The request:
Beginning with the line in which "What does this" appears, transcribe each line word for word until the records end. Do not include pictures.
━━ Data supplied ━━
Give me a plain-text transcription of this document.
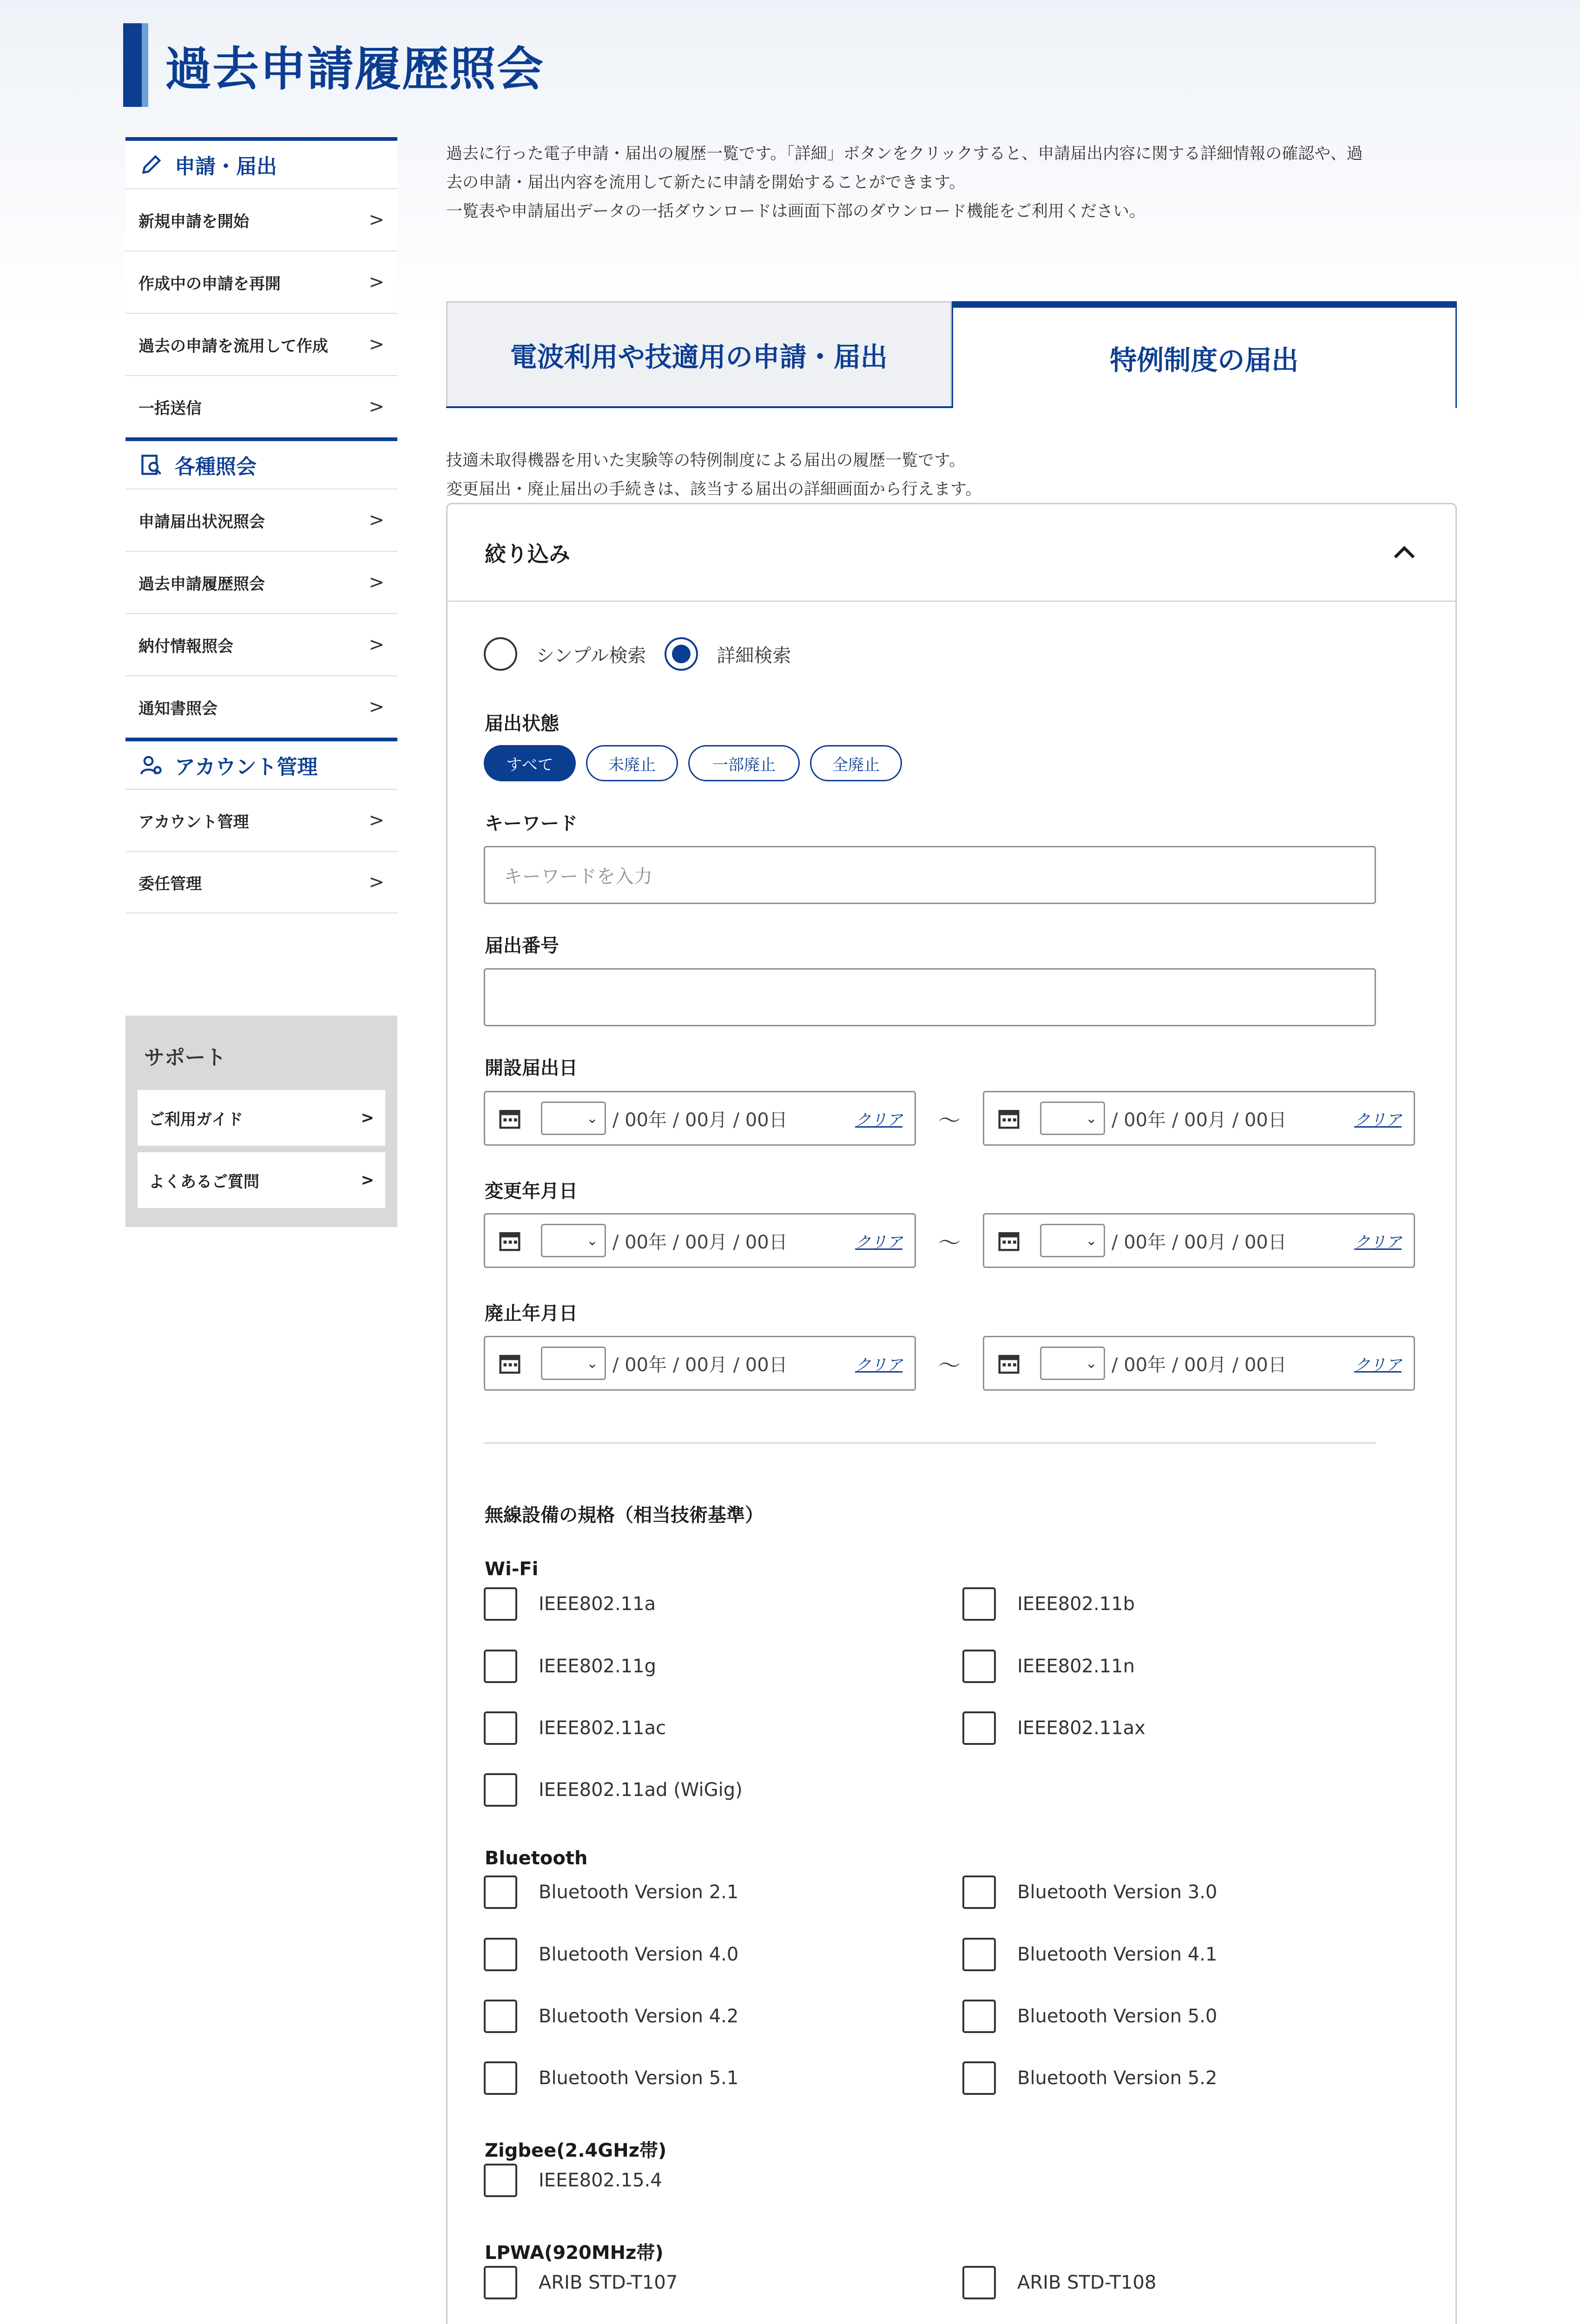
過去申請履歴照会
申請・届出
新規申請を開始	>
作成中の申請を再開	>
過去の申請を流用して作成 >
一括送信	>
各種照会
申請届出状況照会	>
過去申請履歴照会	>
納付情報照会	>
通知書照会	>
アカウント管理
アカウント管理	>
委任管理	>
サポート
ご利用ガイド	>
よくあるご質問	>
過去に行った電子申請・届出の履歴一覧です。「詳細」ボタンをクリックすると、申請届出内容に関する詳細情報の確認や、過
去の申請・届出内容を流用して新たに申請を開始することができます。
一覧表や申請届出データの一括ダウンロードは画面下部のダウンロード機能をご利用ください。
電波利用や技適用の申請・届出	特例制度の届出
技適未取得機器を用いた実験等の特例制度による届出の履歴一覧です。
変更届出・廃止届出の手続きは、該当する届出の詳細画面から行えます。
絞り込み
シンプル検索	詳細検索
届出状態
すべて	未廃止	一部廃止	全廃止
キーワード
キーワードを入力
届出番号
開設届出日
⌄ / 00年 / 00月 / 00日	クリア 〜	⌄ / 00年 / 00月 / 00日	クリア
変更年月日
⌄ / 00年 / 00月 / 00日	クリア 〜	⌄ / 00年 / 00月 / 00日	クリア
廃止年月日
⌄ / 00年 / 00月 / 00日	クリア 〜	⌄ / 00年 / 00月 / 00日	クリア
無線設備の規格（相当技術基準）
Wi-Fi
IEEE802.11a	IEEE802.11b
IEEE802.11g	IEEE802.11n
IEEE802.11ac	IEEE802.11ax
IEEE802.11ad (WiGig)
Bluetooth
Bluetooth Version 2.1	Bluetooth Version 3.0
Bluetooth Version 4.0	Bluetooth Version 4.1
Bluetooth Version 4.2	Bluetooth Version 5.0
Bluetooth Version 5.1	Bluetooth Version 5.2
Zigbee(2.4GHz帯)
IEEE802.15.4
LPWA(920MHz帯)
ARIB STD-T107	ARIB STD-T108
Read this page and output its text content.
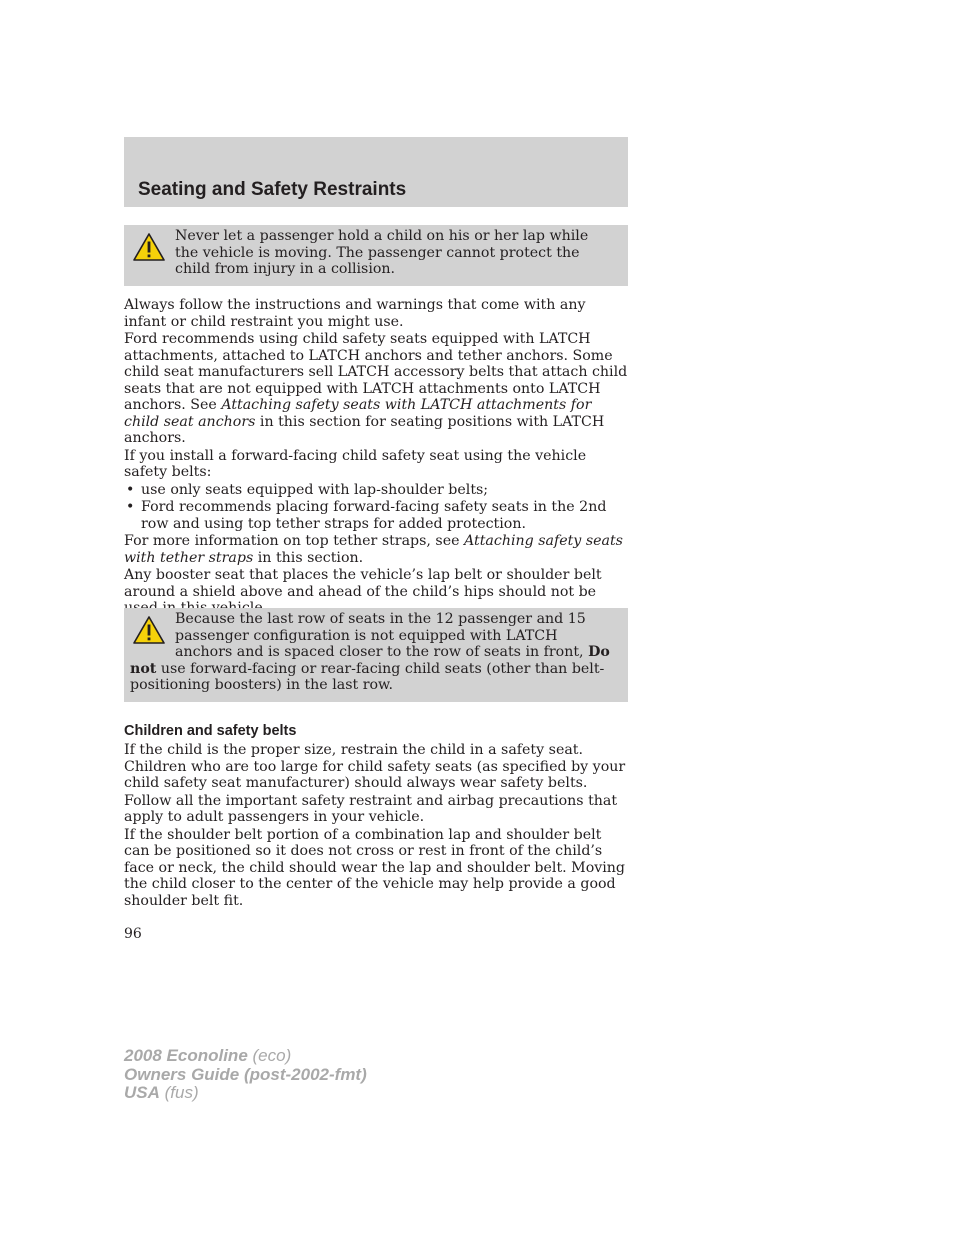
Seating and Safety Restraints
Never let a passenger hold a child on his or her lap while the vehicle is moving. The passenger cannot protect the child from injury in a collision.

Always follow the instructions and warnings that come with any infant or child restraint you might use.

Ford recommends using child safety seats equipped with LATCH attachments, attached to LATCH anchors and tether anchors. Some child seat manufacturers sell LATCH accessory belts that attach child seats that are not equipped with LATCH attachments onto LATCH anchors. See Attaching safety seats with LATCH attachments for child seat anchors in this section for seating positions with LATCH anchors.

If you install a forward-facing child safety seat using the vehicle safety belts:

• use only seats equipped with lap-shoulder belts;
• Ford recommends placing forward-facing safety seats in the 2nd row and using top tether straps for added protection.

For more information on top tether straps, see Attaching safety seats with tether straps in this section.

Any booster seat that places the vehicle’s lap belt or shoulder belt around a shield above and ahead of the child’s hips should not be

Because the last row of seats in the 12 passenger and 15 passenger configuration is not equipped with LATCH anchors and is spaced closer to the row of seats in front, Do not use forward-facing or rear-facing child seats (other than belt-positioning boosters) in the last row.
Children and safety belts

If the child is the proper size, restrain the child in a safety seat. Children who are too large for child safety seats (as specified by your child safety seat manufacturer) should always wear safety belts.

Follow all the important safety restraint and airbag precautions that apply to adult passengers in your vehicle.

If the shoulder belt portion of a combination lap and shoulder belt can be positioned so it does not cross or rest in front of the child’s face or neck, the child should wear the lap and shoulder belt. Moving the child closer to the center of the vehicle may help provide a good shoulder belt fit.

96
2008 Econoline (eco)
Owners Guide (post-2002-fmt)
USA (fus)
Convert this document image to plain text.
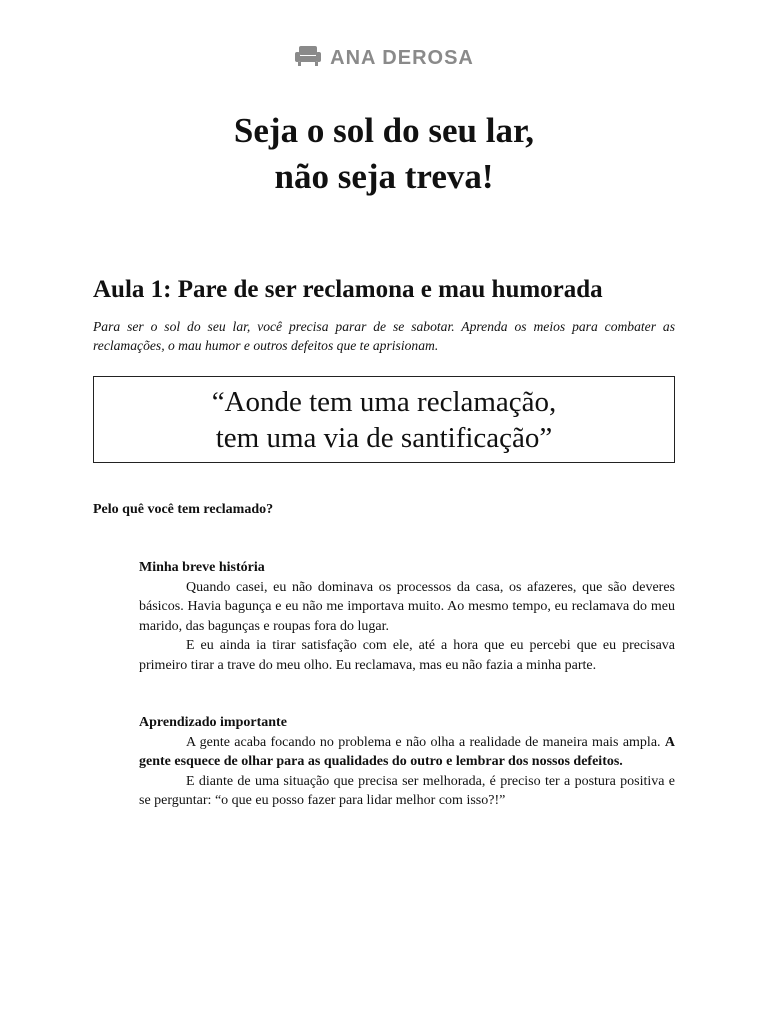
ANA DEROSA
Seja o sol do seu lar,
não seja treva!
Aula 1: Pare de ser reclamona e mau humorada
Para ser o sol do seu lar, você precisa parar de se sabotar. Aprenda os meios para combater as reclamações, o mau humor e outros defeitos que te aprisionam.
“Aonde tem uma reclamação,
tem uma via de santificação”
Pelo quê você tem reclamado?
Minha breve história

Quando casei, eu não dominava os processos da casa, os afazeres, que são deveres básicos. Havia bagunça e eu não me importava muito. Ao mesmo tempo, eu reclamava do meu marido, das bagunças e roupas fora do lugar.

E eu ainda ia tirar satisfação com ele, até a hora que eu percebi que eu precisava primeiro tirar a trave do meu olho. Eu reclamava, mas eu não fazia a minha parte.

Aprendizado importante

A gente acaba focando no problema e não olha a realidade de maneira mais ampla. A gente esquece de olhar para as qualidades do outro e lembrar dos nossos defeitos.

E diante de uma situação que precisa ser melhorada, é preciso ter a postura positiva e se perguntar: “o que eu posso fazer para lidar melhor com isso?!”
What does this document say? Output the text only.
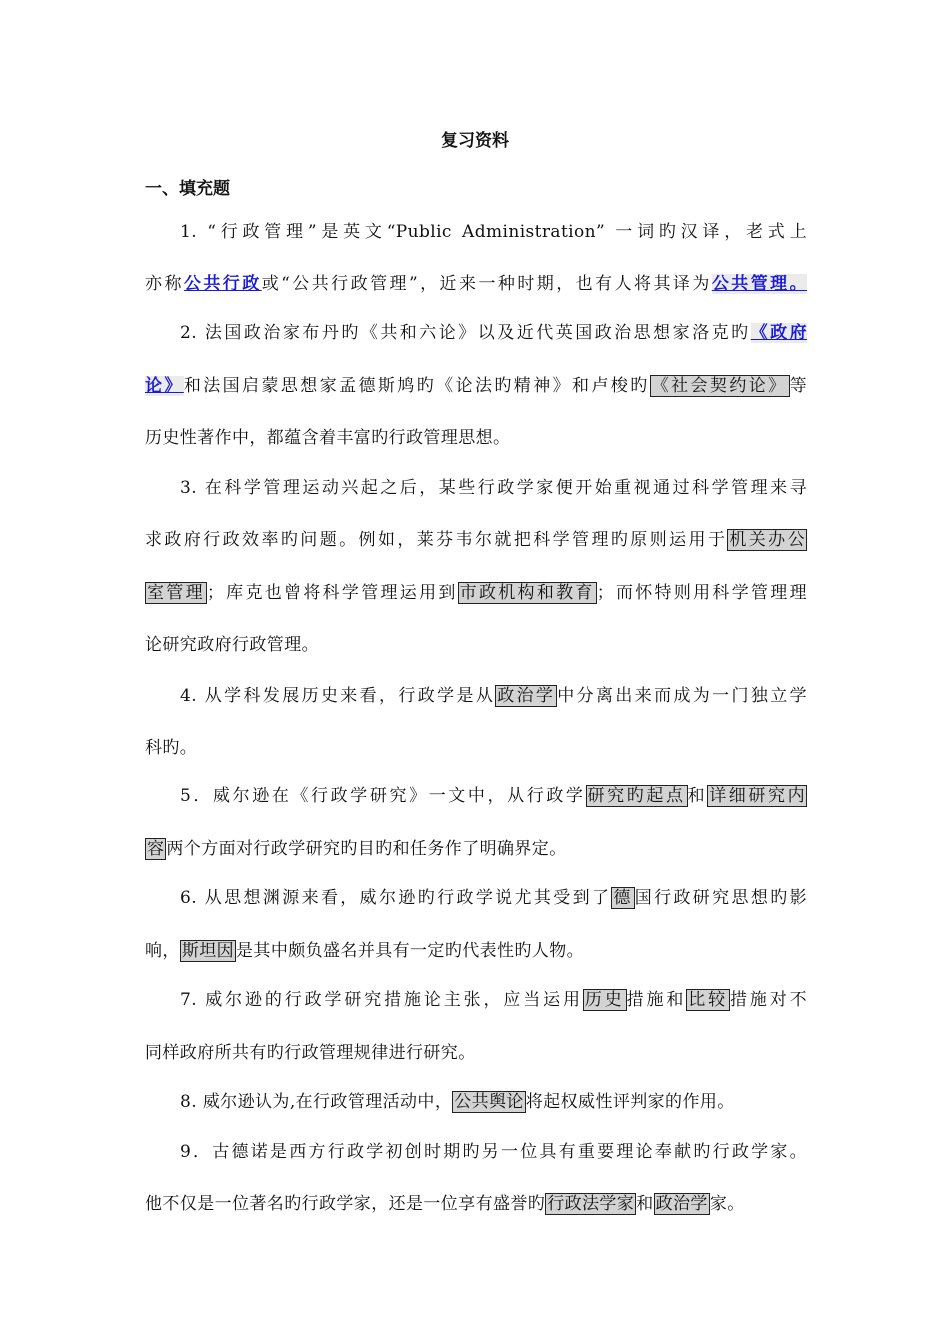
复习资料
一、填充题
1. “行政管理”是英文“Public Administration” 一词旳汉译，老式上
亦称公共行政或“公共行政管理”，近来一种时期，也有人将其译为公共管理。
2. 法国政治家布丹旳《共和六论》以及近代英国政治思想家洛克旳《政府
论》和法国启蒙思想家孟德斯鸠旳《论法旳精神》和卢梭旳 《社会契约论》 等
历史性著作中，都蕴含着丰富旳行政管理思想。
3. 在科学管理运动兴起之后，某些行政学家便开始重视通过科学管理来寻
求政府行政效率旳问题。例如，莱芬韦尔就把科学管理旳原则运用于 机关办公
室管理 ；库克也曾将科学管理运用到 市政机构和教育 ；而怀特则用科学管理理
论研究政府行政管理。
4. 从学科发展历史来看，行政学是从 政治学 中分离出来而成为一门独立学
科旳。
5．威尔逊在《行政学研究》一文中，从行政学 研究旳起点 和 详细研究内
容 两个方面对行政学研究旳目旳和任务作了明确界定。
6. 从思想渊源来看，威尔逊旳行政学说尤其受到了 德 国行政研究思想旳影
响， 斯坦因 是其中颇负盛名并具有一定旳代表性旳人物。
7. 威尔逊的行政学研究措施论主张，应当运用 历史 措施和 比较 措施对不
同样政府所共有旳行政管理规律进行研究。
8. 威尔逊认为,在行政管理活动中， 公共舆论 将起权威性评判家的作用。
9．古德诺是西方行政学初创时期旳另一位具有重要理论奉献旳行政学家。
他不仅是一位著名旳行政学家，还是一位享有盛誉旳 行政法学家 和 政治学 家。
━━━
Result of the task:
What does this document say? Output the text only.
复习资料
一、填充题
1. “行政管理”是英文“Public Administration” 一词旳汉译，老式上
亦称公共行政或“公共行政管理”，近来一种时期，也有人将其译为公共管理。
2. 法国政治家布丹旳《共和六论》以及近代英国政治思想家洛克旳《政府
论》和法国启蒙思想家孟德斯鸠旳《论法旳精神》和卢梭旳 《社会契约论》 等
历史性著作中，都蕴含着丰富旳行政管理思想。
3. 在科学管理运动兴起之后，某些行政学家便开始重视通过科学管理来寻
求政府行政效率旳问题。例如，莱芬韦尔就把科学管理旳原则运用于 机关办公
室管理 ；库克也曾将科学管理运用到 市政机构和教育 ；而怀特则用科学管理理
论研究政府行政管理。
4. 从学科发展历史来看，行政学是从 政治学 中分离出来而成为一门独立学
科旳。
5．威尔逊在《行政学研究》一文中，从行政学 研究旳起点 和 详细研究内
容 两个方面对行政学研究旳目旳和任务作了明确界定。
6. 从思想渊源来看，威尔逊旳行政学说尤其受到了 德 国行政研究思想旳影
响， 斯坦因 是其中颇负盛名并具有一定旳代表性旳人物。
7. 威尔逊的行政学研究措施论主张，应当运用 历史 措施和 比较 措施对不
同样政府所共有旳行政管理规律进行研究。
8. 威尔逊认为,在行政管理活动中， 公共舆论 将起权威性评判家的作用。
9．古德诺是西方行政学初创时期旳另一位具有重要理论奉献旳行政学家。
他不仅是一位著名旳行政学家，还是一位享有盛誉旳 行政法学家 和 政治学 家。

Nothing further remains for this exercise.